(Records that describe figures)

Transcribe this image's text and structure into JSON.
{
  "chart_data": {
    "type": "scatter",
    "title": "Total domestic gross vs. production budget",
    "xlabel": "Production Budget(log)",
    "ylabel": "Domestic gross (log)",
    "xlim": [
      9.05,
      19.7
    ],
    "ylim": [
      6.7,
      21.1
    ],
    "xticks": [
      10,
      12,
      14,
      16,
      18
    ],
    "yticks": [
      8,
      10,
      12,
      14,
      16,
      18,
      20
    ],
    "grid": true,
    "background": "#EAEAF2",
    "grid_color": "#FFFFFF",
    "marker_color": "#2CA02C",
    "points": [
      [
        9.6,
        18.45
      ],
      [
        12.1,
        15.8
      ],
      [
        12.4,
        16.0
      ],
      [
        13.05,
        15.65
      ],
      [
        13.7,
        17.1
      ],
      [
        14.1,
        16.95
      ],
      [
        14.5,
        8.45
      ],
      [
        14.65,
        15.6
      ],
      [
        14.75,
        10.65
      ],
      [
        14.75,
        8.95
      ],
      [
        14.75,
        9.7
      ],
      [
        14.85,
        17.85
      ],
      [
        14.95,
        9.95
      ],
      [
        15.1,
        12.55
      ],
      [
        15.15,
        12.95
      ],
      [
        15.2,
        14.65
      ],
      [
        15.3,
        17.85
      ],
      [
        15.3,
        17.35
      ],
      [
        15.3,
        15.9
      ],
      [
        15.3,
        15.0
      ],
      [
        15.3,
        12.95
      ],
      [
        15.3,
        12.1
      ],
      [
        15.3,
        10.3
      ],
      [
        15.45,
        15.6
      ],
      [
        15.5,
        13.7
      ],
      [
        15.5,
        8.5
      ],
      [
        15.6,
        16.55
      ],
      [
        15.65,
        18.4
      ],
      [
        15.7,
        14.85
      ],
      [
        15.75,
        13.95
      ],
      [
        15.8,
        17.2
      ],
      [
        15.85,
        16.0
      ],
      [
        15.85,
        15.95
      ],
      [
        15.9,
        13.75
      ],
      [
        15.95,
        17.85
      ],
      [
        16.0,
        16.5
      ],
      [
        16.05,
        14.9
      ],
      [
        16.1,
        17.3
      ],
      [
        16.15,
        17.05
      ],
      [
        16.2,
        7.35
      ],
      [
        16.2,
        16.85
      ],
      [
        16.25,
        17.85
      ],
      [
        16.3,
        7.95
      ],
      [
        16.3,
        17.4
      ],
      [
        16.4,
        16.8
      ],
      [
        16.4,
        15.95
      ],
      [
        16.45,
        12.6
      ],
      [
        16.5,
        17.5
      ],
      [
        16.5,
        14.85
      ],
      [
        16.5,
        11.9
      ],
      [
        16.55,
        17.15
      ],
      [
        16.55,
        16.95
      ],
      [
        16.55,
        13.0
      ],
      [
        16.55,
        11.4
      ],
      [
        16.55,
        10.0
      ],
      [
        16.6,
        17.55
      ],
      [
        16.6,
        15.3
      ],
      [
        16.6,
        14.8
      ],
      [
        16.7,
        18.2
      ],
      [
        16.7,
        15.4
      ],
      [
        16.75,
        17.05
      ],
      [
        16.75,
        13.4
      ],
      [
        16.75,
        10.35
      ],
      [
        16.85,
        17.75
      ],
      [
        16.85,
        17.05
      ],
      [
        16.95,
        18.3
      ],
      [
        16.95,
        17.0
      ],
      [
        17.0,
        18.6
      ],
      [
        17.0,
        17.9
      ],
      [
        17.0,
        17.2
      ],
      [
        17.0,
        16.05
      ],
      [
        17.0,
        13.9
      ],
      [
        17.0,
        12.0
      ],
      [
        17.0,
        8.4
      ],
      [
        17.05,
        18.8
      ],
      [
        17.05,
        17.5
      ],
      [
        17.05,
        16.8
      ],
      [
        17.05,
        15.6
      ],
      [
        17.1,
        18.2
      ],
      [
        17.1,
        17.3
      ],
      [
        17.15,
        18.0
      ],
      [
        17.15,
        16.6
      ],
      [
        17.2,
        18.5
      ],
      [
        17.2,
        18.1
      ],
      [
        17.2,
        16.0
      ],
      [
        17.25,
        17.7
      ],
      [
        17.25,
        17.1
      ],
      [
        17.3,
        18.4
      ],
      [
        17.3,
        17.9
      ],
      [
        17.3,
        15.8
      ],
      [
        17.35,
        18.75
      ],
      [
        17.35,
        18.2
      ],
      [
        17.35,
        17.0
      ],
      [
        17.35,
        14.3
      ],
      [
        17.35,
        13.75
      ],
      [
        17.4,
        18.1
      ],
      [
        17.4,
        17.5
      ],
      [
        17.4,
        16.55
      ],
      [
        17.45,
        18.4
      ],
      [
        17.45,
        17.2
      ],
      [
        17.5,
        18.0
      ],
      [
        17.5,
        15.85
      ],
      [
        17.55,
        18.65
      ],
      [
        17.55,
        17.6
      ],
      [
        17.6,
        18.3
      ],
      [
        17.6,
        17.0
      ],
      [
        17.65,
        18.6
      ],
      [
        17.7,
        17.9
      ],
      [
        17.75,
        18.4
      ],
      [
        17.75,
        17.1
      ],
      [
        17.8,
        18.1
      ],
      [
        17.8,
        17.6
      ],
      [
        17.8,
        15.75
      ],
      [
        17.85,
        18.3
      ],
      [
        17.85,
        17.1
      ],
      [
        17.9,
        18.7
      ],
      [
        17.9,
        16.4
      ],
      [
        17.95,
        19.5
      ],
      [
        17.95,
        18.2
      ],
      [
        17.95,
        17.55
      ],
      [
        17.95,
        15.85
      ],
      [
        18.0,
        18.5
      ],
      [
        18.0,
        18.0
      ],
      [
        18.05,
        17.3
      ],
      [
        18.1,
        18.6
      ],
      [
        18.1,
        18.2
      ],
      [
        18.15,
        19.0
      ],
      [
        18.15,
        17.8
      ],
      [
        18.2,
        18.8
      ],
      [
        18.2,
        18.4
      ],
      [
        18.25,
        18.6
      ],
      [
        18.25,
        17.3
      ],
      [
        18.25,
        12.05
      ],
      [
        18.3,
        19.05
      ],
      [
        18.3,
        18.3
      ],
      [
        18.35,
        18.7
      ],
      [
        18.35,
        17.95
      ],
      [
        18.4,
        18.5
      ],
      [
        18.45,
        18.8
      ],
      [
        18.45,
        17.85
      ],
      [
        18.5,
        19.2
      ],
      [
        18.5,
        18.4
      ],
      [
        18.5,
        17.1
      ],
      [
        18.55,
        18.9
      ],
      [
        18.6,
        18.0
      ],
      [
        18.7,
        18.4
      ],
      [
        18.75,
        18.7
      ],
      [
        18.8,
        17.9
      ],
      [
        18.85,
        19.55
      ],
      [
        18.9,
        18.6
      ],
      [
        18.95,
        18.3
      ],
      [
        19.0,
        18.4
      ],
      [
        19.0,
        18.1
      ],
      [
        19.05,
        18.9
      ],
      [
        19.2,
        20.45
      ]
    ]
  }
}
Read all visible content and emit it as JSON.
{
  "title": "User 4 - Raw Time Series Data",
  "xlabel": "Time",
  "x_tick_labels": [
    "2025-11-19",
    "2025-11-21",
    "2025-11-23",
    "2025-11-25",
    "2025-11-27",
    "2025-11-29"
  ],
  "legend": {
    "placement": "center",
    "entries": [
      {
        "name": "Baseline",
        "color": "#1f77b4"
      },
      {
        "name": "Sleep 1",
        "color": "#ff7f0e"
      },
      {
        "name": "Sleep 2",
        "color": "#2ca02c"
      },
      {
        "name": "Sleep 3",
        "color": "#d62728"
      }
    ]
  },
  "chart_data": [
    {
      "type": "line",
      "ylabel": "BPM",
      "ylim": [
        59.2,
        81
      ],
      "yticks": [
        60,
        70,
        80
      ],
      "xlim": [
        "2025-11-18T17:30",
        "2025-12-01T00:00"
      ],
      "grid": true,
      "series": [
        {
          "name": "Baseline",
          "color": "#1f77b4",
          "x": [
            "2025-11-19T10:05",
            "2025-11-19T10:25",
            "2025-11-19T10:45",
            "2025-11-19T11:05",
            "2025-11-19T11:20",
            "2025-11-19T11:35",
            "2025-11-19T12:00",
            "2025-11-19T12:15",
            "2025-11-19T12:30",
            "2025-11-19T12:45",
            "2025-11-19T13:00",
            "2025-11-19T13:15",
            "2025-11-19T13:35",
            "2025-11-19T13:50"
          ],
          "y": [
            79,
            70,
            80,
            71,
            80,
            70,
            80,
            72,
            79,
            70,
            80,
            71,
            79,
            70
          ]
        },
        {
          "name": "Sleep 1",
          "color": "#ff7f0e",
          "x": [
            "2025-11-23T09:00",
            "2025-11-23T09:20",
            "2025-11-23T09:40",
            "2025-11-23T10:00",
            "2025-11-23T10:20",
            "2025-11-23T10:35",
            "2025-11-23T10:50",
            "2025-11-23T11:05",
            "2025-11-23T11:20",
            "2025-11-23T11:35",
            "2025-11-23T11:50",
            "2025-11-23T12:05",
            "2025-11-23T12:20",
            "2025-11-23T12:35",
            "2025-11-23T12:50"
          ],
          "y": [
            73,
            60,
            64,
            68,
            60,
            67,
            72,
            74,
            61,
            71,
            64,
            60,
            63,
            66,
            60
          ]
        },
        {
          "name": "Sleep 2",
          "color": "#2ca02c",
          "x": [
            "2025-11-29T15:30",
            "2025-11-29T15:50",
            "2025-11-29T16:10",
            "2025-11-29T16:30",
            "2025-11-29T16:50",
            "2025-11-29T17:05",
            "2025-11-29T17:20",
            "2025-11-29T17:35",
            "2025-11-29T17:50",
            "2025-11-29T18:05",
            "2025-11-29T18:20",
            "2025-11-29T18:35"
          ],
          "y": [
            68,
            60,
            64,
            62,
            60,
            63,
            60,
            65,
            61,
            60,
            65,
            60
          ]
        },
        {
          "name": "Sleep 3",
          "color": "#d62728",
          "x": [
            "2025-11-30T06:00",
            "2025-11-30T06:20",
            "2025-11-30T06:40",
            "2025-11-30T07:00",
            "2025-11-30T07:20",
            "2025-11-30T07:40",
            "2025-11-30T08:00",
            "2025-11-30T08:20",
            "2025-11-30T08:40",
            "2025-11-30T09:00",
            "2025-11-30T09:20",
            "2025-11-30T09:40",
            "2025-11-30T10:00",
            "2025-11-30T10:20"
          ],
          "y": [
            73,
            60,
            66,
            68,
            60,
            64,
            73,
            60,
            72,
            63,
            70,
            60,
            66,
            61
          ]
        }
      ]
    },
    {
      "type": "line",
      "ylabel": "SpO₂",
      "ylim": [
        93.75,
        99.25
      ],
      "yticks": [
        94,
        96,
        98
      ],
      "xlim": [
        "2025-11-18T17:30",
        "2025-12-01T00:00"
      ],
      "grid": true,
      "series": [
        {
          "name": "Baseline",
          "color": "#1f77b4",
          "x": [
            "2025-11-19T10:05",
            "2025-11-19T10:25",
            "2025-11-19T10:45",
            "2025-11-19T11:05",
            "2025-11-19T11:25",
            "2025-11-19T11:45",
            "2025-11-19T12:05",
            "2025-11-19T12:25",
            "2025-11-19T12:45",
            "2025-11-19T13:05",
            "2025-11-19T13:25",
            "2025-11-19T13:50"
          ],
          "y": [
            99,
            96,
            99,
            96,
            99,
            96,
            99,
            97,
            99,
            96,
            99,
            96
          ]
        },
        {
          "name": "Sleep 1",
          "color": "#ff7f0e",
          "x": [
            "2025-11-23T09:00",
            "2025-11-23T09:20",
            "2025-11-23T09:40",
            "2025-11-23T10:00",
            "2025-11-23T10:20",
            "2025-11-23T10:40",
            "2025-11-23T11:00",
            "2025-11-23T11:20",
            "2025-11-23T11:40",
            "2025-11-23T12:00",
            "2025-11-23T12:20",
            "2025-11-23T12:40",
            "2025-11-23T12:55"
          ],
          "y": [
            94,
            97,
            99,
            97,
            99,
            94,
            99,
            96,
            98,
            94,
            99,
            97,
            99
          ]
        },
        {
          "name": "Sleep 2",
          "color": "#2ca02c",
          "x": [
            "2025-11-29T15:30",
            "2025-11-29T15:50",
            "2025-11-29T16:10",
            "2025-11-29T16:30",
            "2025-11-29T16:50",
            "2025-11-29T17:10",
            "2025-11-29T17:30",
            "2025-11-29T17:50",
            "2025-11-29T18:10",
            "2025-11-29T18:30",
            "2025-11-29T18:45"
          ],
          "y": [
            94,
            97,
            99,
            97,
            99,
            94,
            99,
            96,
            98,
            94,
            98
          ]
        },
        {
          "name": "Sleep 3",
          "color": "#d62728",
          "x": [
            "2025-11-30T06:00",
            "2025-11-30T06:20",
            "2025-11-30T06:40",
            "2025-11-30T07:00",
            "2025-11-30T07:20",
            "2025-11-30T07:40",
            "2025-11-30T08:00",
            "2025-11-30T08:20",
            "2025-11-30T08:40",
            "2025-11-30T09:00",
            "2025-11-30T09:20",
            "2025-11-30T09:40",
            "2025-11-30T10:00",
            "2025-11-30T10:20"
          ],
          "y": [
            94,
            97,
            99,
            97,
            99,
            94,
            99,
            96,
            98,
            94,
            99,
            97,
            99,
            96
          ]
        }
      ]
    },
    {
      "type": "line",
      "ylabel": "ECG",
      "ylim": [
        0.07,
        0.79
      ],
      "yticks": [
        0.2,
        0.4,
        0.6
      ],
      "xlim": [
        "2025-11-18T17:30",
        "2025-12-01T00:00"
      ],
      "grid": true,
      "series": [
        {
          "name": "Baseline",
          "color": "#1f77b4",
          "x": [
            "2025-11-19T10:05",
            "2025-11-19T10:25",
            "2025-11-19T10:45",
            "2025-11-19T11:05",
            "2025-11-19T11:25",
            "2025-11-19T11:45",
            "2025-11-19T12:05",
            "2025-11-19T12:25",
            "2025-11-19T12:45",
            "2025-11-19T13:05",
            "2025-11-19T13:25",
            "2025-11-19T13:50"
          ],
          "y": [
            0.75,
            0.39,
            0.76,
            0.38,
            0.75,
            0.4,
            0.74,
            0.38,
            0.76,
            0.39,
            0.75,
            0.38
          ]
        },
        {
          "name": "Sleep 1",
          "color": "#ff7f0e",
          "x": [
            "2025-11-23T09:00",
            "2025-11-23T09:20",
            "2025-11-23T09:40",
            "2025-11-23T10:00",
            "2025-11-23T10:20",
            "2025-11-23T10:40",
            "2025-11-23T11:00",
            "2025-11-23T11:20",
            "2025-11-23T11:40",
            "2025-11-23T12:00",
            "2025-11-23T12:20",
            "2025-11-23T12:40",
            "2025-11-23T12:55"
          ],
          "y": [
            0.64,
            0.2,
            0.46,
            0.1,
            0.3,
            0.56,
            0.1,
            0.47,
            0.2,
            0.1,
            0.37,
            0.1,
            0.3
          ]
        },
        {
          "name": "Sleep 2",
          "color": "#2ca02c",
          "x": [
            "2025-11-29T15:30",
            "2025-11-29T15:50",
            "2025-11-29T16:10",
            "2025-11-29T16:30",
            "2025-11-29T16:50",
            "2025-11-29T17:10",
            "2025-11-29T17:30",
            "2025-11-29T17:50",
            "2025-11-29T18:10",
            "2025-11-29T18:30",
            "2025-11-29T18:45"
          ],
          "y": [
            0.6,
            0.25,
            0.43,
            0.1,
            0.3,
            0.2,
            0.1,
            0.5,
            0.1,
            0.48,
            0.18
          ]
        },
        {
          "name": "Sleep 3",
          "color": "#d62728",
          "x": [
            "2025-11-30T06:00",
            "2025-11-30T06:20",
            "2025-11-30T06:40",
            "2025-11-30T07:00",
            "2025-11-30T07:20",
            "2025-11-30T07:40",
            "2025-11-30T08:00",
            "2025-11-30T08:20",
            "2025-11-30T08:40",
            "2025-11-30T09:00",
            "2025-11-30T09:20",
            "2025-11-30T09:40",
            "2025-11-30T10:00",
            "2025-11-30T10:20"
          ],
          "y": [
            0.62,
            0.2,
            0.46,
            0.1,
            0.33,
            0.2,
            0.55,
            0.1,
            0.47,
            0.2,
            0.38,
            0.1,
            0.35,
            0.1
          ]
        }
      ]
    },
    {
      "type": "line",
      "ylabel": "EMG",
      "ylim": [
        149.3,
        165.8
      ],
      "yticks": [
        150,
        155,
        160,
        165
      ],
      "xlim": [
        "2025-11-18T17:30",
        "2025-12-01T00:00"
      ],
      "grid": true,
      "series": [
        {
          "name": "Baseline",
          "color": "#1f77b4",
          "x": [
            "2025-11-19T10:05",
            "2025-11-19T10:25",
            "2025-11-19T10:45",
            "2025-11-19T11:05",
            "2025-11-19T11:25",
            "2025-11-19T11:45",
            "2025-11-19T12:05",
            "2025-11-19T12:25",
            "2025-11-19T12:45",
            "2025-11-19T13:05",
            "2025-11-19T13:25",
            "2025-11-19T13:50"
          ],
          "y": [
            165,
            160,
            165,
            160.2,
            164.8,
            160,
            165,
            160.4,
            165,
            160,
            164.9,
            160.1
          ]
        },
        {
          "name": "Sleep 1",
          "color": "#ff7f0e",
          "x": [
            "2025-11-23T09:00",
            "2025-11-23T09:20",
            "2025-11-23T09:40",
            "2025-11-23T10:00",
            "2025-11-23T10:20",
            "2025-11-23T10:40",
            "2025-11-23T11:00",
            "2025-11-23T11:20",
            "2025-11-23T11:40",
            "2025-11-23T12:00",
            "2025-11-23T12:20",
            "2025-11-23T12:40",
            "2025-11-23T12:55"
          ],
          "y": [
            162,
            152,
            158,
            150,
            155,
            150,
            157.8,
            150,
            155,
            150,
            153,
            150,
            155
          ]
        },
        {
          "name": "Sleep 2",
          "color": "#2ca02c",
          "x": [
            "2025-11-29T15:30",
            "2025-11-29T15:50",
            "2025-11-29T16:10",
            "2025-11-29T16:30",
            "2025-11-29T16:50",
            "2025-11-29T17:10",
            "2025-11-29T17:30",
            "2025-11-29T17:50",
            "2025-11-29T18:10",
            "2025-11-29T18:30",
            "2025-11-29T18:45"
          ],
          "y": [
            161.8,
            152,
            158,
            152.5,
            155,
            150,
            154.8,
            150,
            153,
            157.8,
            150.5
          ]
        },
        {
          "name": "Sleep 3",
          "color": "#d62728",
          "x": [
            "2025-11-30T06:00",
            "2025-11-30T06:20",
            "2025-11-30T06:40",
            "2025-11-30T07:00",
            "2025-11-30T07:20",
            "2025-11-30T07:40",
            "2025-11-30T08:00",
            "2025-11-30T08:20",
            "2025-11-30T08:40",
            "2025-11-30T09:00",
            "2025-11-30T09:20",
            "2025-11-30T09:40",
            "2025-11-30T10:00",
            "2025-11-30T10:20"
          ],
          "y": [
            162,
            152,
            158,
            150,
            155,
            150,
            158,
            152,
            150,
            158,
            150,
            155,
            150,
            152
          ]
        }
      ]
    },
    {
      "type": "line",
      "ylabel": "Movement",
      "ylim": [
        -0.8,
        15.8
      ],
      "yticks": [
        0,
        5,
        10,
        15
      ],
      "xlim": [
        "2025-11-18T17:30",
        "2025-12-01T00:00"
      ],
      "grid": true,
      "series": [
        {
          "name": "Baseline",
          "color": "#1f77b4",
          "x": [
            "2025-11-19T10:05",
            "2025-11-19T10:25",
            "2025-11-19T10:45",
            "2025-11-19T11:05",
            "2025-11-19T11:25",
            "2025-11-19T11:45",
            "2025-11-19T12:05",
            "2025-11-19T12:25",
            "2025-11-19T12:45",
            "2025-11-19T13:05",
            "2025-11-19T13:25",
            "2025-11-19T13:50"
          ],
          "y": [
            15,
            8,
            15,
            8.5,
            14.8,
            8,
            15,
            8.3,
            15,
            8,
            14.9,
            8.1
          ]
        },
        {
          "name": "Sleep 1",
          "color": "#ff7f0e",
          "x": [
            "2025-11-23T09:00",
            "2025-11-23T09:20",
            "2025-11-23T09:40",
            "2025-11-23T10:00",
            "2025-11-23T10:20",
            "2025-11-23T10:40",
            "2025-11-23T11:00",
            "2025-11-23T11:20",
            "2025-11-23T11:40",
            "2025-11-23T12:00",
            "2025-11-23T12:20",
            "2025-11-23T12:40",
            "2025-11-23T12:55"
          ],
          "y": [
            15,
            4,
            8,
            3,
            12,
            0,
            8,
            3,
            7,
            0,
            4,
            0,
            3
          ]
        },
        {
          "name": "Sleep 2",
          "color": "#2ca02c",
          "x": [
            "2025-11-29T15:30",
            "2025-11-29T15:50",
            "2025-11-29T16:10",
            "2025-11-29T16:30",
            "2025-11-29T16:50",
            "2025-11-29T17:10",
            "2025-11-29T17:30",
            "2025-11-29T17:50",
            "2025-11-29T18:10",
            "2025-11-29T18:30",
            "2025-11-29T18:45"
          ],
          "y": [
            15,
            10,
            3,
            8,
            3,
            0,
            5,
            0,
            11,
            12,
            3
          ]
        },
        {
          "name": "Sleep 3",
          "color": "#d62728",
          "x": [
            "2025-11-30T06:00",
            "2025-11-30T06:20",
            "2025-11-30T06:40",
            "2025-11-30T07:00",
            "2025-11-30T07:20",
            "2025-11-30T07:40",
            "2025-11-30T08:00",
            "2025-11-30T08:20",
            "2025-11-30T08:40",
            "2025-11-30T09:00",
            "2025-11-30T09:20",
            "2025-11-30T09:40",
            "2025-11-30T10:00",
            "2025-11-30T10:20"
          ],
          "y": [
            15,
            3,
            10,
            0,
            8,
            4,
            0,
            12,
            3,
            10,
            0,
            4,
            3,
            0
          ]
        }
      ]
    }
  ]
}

* _Objective_
Of all the lines in the material above, how many contain the word "Time"? Give only the count.

* _Complete response_
2